Exercise:
Print all of the data exactly.
--- Raw records ---
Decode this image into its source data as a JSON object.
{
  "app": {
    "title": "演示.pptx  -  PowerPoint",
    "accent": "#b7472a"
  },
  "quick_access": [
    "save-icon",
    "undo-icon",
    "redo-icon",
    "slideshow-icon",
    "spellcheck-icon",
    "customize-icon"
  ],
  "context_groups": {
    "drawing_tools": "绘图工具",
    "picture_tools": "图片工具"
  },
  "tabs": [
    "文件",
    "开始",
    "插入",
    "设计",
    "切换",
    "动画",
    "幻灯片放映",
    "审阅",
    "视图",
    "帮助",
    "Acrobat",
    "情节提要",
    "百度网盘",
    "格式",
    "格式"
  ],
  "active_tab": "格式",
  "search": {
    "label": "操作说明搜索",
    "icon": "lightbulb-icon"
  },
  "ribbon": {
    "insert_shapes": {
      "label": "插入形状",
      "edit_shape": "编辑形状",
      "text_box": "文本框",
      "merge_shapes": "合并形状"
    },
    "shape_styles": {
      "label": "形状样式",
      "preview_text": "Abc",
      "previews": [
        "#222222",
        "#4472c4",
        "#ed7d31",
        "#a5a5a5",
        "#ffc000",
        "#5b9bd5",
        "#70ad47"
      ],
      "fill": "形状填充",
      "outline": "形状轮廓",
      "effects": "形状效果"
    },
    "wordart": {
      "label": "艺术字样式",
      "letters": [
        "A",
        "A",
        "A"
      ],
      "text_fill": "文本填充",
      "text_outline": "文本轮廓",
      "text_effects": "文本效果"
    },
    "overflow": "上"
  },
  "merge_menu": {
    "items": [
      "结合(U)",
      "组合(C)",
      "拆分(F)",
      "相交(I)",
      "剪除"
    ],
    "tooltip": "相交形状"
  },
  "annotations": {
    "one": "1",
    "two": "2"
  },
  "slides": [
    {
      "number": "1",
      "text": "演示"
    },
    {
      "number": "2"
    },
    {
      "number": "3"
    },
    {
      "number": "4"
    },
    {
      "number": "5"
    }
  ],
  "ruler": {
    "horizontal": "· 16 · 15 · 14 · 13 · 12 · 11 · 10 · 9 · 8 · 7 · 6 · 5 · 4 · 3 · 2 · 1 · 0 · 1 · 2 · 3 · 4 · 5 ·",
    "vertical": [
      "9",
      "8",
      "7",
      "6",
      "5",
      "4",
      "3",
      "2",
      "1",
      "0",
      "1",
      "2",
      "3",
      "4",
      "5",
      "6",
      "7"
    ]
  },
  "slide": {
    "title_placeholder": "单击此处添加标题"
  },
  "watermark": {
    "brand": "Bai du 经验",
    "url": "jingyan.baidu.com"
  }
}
---
Response for this exercise:
Decode this image into its source data as a JSON object.
{
  "app": {
    "title": "演示.pptx  -  PowerPoint",
    "accent": "#b7472a"
  },
  "quick_access": [
    "save-icon",
    "undo-icon",
    "redo-icon",
    "slideshow-icon",
    "spellcheck-icon",
    "customize-icon"
  ],
  "context_groups": {
    "drawing_tools": "绘图工具",
    "picture_tools": "图片工具"
  },
  "tabs": [
    "文件",
    "开始",
    "插入",
    "设计",
    "切换",
    "动画",
    "幻灯片放映",
    "审阅",
    "视图",
    "帮助",
    "Acrobat",
    "情节提要",
    "百度网盘",
    "格式",
    "格式"
  ],
  "active_tab": "格式",
  "search": {
    "label": "操作说明搜索",
    "icon": "lightbulb-icon"
  },
  "ribbon": {
    "insert_shapes": {
      "label": "插入形状",
      "edit_shape": "编辑形状",
      "text_box": "文本框",
      "merge_shapes": "合并形状"
    },
    "shape_styles": {
      "label": "形状样式",
      "preview_text": "Abc",
      "previews": [
        "#222222",
        "#4472c4",
        "#ed7d31",
        "#a5a5a5",
        "#ffc000",
        "#5b9bd5",
        "#70ad47"
      ],
      "fill": "形状填充",
      "outline": "形状轮廓",
      "effects": "形状效果"
    },
    "wordart": {
      "label": "艺术字样式",
      "letters": [
        "A",
        "A",
        "A"
      ],
      "text_fill": "文本填充",
      "text_outline": "文本轮廓",
      "text_effects": "文本效果"
    },
    "overflow": "上"
  },
  "merge_menu": {
    "items": [
      "结合(U)",
      "组合(C)",
      "拆分(F)",
      "相交(I)",
      "剪除"
    ],
    "tooltip": "相交形状"
  },
  "annotations": {
    "one": "1",
    "two": "2"
  },
  "slides": [
    {
      "number": "1",
      "text": "演示"
    },
    {
      "number": "2"
    },
    {
      "number": "3"
    },
    {
      "number": "4"
    },
    {
      "number": "5"
    }
  ],
  "ruler": {
    "horizontal": "· 16 · 15 · 14 · 13 · 12 · 11 · 10 · 9 · 8 · 7 · 6 · 5 · 4 · 3 · 2 · 1 · 0 · 1 · 2 · 3 · 4 · 5 ·",
    "vertical": [
      "9",
      "8",
      "7",
      "6",
      "5",
      "4",
      "3",
      "2",
      "1",
      "0",
      "1",
      "2",
      "3",
      "4",
      "5",
      "6",
      "7"
    ]
  },
  "slide": {
    "title_placeholder": "单击此处添加标题"
  },
  "watermark": {
    "brand": "Bai du 经验",
    "url": "jingyan.baidu.com"
  }
}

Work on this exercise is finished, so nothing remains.